-------- PROVIDED RECORDS --------

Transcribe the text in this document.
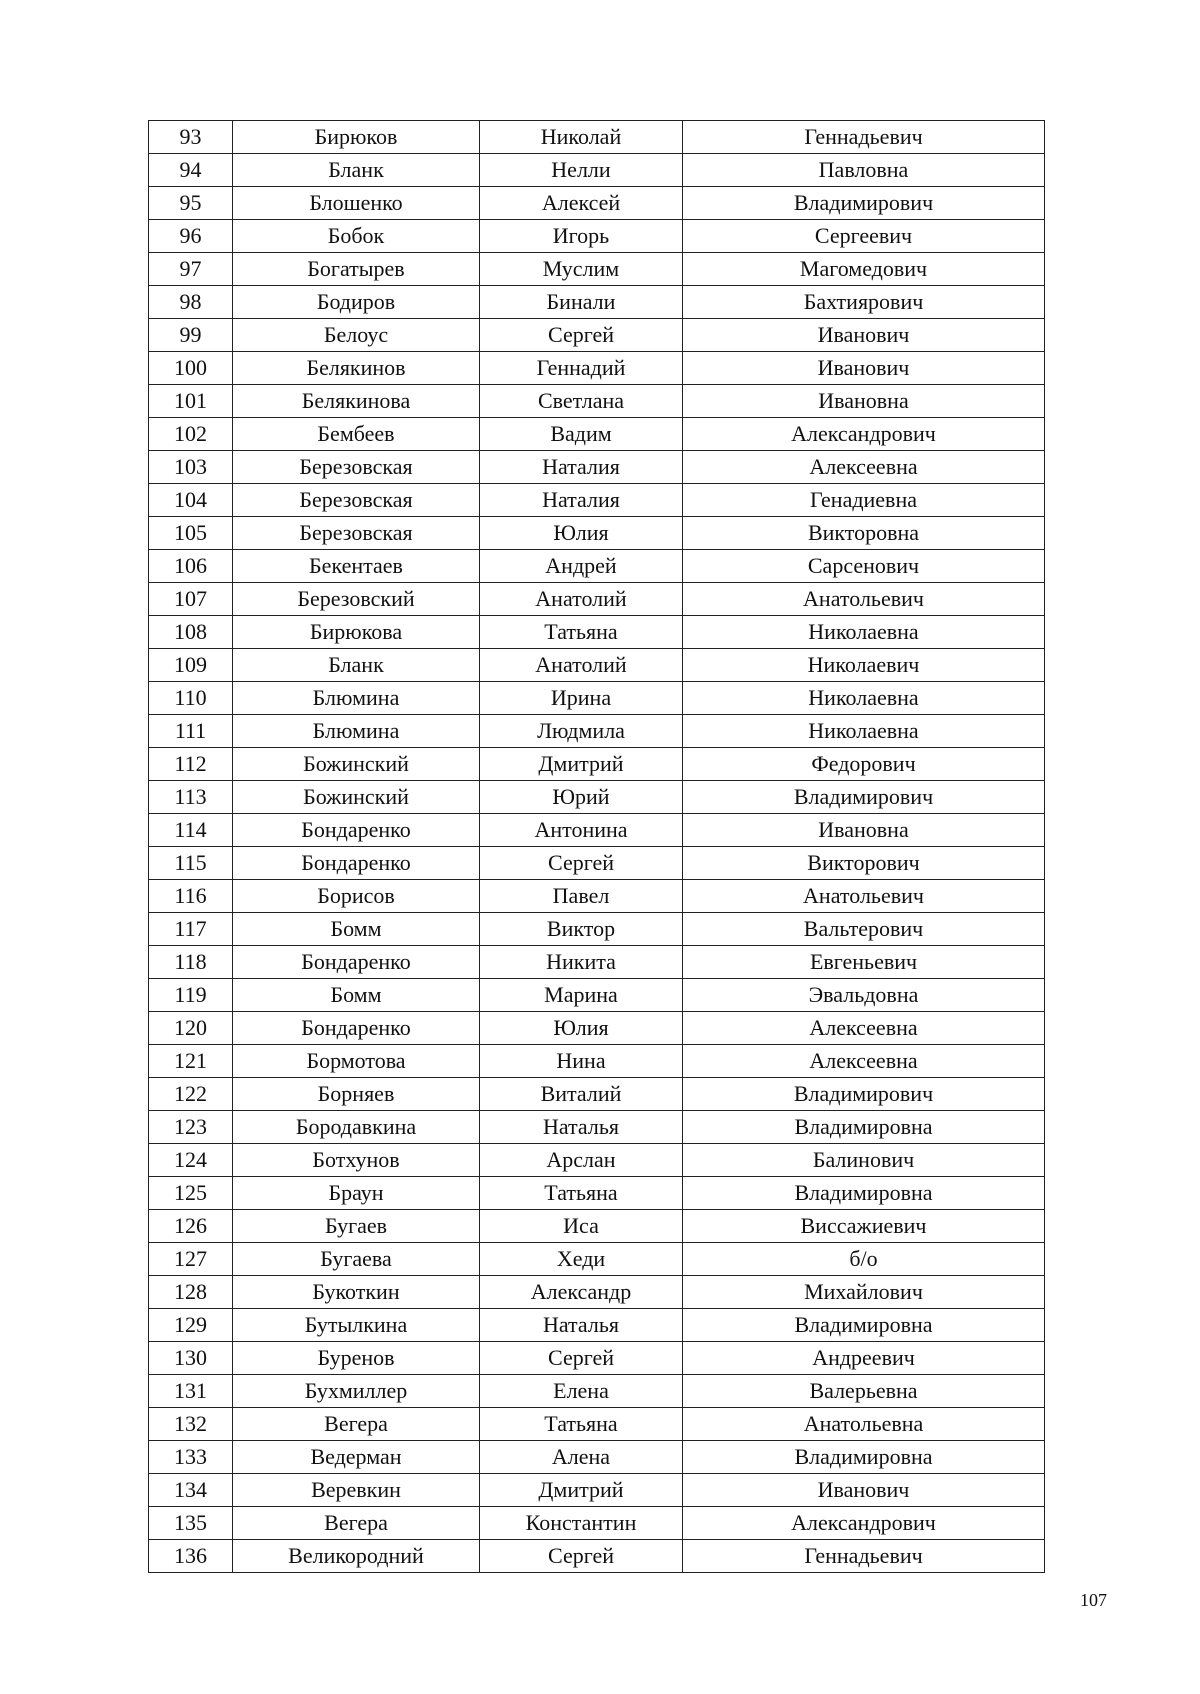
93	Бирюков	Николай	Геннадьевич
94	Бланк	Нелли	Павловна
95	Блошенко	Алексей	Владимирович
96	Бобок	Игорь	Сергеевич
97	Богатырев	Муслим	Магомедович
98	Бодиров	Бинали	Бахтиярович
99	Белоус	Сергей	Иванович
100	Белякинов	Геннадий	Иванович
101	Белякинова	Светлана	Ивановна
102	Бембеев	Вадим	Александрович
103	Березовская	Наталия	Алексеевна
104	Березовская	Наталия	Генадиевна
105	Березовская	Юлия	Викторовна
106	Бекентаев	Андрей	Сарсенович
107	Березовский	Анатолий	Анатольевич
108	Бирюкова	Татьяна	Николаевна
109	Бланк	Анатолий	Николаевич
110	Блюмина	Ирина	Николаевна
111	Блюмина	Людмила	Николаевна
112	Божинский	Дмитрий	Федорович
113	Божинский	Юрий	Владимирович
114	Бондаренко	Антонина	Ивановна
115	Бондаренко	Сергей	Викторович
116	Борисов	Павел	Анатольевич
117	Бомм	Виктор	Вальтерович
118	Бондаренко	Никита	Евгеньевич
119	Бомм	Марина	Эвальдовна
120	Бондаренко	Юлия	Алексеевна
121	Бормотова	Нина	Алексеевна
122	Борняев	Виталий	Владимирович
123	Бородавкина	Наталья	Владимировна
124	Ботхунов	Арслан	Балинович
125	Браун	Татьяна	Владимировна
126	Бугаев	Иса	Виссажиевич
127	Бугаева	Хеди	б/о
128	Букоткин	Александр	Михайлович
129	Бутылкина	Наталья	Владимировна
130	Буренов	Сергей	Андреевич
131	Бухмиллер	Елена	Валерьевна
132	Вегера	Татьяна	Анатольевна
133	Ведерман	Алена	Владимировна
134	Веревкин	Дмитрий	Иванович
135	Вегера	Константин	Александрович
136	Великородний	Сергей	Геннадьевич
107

--------
-------- PROVIDED RECORDS --------

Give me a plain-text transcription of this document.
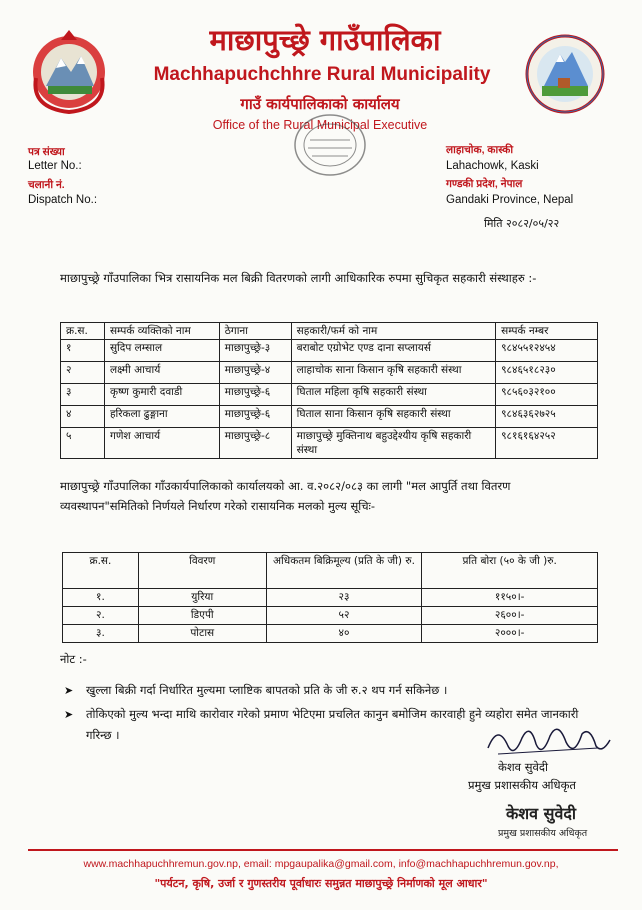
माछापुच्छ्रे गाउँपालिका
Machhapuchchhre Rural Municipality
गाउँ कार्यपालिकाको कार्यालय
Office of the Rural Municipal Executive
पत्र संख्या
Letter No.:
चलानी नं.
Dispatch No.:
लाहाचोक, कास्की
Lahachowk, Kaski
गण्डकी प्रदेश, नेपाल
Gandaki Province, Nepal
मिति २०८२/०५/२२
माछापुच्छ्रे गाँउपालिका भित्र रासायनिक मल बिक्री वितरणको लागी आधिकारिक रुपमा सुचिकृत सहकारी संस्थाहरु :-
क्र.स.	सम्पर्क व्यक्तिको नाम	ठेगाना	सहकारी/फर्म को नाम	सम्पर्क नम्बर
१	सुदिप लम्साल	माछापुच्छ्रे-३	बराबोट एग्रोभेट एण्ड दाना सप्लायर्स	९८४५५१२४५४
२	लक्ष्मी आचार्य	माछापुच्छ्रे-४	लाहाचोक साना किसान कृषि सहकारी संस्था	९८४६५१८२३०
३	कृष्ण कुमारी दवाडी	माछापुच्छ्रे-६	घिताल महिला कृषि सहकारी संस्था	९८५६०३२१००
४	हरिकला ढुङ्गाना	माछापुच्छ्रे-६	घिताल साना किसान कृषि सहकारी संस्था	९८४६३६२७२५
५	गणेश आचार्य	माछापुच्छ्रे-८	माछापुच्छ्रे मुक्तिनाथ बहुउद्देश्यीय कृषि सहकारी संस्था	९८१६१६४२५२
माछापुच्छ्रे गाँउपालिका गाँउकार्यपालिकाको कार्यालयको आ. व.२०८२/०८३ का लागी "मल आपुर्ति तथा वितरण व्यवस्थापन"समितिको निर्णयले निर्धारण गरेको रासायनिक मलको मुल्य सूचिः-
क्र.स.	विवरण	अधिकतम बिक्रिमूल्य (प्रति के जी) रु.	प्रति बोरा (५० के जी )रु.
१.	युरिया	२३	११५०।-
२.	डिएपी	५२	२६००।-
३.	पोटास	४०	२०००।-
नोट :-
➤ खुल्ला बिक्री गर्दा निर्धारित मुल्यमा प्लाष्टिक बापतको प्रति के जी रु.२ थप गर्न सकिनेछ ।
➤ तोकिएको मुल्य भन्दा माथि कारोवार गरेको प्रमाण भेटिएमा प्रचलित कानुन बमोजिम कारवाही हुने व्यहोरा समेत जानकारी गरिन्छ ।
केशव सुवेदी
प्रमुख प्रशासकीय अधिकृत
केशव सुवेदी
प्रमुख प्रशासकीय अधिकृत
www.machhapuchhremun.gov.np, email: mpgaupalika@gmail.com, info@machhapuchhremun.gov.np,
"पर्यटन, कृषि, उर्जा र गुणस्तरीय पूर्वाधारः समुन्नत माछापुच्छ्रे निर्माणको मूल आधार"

--------
-------- PROVIDED RECORDS --------

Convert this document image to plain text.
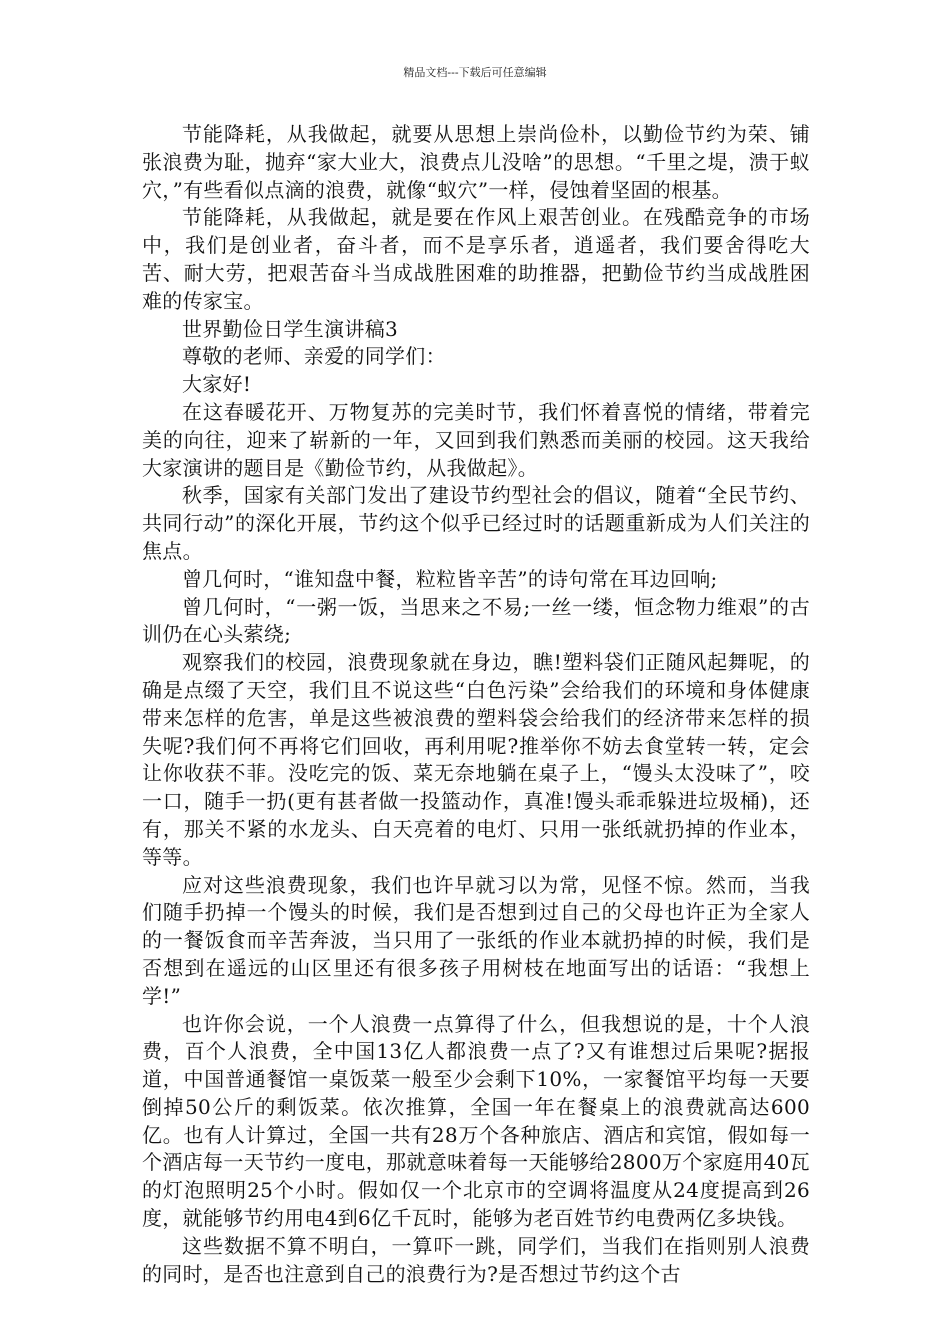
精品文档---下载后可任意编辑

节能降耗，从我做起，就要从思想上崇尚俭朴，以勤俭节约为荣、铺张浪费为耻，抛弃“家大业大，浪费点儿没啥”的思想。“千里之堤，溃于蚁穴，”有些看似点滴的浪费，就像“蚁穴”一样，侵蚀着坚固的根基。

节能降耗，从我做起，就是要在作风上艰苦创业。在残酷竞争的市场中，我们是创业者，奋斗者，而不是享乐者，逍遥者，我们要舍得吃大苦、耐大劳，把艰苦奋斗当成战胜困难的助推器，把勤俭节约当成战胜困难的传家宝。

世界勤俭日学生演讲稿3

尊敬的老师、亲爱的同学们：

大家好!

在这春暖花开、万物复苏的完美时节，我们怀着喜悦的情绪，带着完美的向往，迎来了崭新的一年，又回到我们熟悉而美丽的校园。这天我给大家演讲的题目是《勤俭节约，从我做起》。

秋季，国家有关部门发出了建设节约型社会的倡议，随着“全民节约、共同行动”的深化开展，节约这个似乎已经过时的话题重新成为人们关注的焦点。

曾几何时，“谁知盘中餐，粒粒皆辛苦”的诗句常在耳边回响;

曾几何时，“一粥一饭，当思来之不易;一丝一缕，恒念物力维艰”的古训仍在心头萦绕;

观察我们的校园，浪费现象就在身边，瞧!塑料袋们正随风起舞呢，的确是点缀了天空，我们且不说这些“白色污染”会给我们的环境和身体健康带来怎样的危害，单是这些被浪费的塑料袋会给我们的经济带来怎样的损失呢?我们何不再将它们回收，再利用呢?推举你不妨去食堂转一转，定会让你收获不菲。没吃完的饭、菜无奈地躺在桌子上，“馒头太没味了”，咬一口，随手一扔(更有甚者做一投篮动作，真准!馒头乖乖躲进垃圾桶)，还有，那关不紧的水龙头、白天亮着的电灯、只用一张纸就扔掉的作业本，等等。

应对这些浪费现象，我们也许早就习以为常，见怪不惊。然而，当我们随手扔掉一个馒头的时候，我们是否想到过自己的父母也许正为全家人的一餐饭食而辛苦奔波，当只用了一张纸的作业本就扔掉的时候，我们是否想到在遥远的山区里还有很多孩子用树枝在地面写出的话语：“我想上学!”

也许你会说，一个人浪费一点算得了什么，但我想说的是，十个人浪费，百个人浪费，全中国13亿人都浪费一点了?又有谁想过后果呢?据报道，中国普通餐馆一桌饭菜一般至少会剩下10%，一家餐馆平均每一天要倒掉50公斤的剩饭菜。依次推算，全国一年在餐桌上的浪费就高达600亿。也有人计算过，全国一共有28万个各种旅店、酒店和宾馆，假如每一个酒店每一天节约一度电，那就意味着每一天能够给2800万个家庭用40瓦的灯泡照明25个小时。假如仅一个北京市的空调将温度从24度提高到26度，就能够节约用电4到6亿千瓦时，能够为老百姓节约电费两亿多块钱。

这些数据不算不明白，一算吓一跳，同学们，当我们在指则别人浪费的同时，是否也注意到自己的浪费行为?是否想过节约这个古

--------

▶ **WHAT IS ASKED**
Pull every line containing "this" out of the records.

▶ **REPLY TO THE TASK**
Transcribe the text in this document.
Give me a plain-text transcription of this document.
Convert this document image to plain text.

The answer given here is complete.